Count the lines containing "Niederkassel". Give the number alone.

|---|

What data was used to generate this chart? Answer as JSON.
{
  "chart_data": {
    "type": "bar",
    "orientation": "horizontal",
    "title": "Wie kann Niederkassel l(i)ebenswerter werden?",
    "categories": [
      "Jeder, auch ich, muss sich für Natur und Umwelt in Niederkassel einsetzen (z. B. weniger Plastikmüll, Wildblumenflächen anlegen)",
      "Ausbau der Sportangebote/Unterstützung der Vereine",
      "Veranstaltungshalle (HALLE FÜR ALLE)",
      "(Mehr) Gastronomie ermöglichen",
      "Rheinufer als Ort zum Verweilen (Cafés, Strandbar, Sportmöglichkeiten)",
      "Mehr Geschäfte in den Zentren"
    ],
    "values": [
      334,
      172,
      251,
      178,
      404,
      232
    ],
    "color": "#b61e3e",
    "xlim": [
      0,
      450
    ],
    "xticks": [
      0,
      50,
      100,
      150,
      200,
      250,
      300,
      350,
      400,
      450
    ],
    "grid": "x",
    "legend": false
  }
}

|---|

OUTPUT FOR THIS EXERCISE:
2